Figure record extracts:
--------------------------------
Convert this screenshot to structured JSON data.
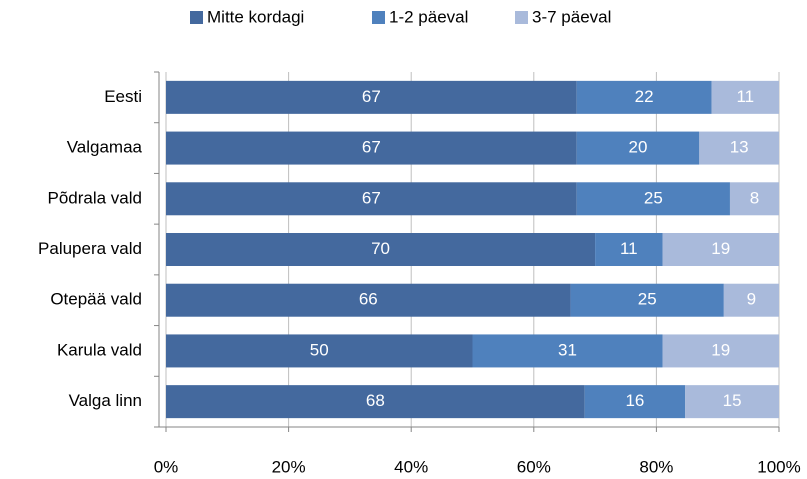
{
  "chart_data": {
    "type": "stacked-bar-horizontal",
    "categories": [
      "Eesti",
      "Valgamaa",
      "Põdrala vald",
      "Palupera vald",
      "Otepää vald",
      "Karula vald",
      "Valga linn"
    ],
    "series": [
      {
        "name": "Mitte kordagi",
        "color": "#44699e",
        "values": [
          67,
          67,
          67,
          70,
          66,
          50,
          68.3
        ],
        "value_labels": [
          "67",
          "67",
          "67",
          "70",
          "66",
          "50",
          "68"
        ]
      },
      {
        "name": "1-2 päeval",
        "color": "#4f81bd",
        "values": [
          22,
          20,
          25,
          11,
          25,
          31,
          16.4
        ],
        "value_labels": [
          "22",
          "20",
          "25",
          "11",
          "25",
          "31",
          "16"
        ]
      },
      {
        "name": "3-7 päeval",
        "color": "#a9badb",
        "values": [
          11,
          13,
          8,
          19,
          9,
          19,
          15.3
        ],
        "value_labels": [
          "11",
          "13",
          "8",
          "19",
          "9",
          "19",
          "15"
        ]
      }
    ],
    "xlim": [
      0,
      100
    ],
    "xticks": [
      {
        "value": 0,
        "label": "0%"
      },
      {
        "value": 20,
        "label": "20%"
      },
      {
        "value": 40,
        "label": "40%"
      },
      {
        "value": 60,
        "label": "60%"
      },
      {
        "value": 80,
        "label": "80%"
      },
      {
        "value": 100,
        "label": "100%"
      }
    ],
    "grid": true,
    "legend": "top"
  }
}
--------------------------------
Transcribe all the data word for word; the images stay out.

Convert this screenshot to structured JSON data.
{
  "chart_data": {
    "type": "stacked-bar-horizontal",
    "categories": [
      "Eesti",
      "Valgamaa",
      "Põdrala vald",
      "Palupera vald",
      "Otepää vald",
      "Karula vald",
      "Valga linn"
    ],
    "series": [
      {
        "name": "Mitte kordagi",
        "color": "#44699e",
        "values": [
          67,
          67,
          67,
          70,
          66,
          50,
          68.3
        ],
        "value_labels": [
          "67",
          "67",
          "67",
          "70",
          "66",
          "50",
          "68"
        ]
      },
      {
        "name": "1-2 päeval",
        "color": "#4f81bd",
        "values": [
          22,
          20,
          25,
          11,
          25,
          31,
          16.4
        ],
        "value_labels": [
          "22",
          "20",
          "25",
          "11",
          "25",
          "31",
          "16"
        ]
      },
      {
        "name": "3-7 päeval",
        "color": "#a9badb",
        "values": [
          11,
          13,
          8,
          19,
          9,
          19,
          15.3
        ],
        "value_labels": [
          "11",
          "13",
          "8",
          "19",
          "9",
          "19",
          "15"
        ]
      }
    ],
    "xlim": [
      0,
      100
    ],
    "xticks": [
      {
        "value": 0,
        "label": "0%"
      },
      {
        "value": 20,
        "label": "20%"
      },
      {
        "value": 40,
        "label": "40%"
      },
      {
        "value": 60,
        "label": "60%"
      },
      {
        "value": 80,
        "label": "80%"
      },
      {
        "value": 100,
        "label": "100%"
      }
    ],
    "grid": true,
    "legend": "top"
  }
}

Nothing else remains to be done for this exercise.